**What is being asked**: Write every line of the material out exactly as shown.

── Data rows ──

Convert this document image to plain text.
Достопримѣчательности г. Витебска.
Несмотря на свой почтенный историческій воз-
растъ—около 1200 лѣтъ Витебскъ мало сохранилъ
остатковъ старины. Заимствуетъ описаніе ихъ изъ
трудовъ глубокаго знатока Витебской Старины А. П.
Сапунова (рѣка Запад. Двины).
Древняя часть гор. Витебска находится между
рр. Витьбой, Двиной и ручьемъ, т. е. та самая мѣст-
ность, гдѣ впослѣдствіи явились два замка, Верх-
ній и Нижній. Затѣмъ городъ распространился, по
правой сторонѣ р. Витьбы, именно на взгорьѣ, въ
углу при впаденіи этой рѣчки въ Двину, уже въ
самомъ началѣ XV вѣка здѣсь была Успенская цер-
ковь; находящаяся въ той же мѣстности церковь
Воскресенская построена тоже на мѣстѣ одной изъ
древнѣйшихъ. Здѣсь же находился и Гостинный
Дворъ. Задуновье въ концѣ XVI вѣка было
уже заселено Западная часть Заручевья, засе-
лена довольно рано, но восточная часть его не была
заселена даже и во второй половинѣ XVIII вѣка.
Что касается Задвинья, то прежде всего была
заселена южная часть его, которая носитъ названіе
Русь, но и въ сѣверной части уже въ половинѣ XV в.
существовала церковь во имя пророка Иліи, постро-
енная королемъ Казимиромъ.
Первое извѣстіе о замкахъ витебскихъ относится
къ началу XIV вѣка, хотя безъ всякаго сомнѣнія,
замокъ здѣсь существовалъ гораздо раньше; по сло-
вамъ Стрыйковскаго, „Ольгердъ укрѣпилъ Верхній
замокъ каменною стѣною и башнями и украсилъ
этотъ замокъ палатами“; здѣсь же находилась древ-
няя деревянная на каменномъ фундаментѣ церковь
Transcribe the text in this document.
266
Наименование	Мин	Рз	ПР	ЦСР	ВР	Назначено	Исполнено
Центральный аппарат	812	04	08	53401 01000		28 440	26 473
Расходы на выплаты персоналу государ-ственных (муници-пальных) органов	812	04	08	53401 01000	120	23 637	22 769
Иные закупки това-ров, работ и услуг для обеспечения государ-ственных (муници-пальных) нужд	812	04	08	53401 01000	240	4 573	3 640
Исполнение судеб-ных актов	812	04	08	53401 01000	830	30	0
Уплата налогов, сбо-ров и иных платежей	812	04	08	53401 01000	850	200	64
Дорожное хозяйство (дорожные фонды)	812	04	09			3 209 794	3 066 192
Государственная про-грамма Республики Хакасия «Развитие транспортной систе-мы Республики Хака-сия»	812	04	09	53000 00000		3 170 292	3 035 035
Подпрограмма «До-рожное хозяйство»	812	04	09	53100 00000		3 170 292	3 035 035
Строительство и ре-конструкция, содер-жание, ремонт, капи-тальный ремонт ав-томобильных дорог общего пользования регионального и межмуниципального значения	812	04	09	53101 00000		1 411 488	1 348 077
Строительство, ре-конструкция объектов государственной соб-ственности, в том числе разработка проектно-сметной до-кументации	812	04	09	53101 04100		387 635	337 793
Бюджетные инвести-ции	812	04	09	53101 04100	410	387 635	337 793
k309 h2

───

**Result below**:
Convert this document image to plain text.
Достопримѣчательности г. Витебска.
Несмотря на свой почтенный историческій воз-
растъ—около 1200 лѣтъ Витебскъ мало сохранилъ
остатковъ старины. Заимствуетъ описаніе ихъ изъ
трудовъ глубокаго знатока Витебской Старины А. П.
Сапунова (рѣка Запад. Двины).
Древняя часть гор. Витебска находится между
рр. Витьбой, Двиной и ручьемъ, т. е. та самая мѣст-
ность, гдѣ впослѣдствіи явились два замка, Верх-
ній и Нижній. Затѣмъ городъ распространился, по
правой сторонѣ р. Витьбы, именно на взгорьѣ, въ
углу при впаденіи этой рѣчки въ Двину, уже въ
самомъ началѣ XV вѣка здѣсь была Успенская цер-
ковь; находящаяся въ той же мѣстности церковь
Воскресенская построена тоже на мѣстѣ одной изъ
древнѣйшихъ. Здѣсь же находился и Гостинный
Дворъ. Задуновье въ концѣ XVI вѣка было
уже заселено Западная часть Заручевья, засе-
лена довольно рано, но восточная часть его не была
заселена даже и во второй половинѣ XVIII вѣка.
Что касается Задвинья, то прежде всего была
заселена южная часть его, которая носитъ названіе
Русь, но и въ сѣверной части уже въ половинѣ XV в.
существовала церковь во имя пророка Иліи, постро-
енная королемъ Казимиромъ.
Первое извѣстіе о замкахъ витебскихъ относится
къ началу XIV вѣка, хотя безъ всякаго сомнѣнія,
замокъ здѣсь существовалъ гораздо раньше; по сло-
вамъ Стрыйковскаго, „Ольгердъ укрѣпилъ Верхній
замокъ каменною стѣною и башнями и украсилъ
этотъ замокъ палатами“; здѣсь же находилась древ-
няя деревянная на каменномъ фундаментѣ церковь
Transcribe the text in this document.
266
Наименование	Мин	Рз	ПР	ЦСР	ВР	Назначено	Исполнено
Центральный аппарат	812	04	08	53401 01000		28 440	26 473
Расходы на выплаты персоналу государ-ственных (муници-пальных) органов	812	04	08	53401 01000	120	23 637	22 769
Иные закупки това-ров, работ и услуг для обеспечения государ-ственных (муници-пальных) нужд	812	04	08	53401 01000	240	4 573	3 640
Исполнение судеб-ных актов	812	04	08	53401 01000	830	30	0
Уплата налогов, сбо-ров и иных платежей	812	04	08	53401 01000	850	200	64
Дорожное хозяйство (дорожные фонды)	812	04	09			3 209 794	3 066 192
Государственная про-грамма Республики Хакасия «Развитие транспортной систе-мы Республики Хака-сия»	812	04	09	53000 00000		3 170 292	3 035 035
Подпрограмма «До-рожное хозяйство»	812	04	09	53100 00000		3 170 292	3 035 035
Строительство и ре-конструкция, содер-жание, ремонт, капи-тальный ремонт ав-томобильных дорог общего пользования регионального и межмуниципального значения	812	04	09	53101 00000		1 411 488	1 348 077
Строительство, ре-конструкция объектов государственной соб-ственности, в том числе разработка проектно-сметной до-кументации	812	04	09	53101 04100		387 635	337 793
Бюджетные инвести-ции	812	04	09	53101 04100	410	387 635	337 793
k309 h2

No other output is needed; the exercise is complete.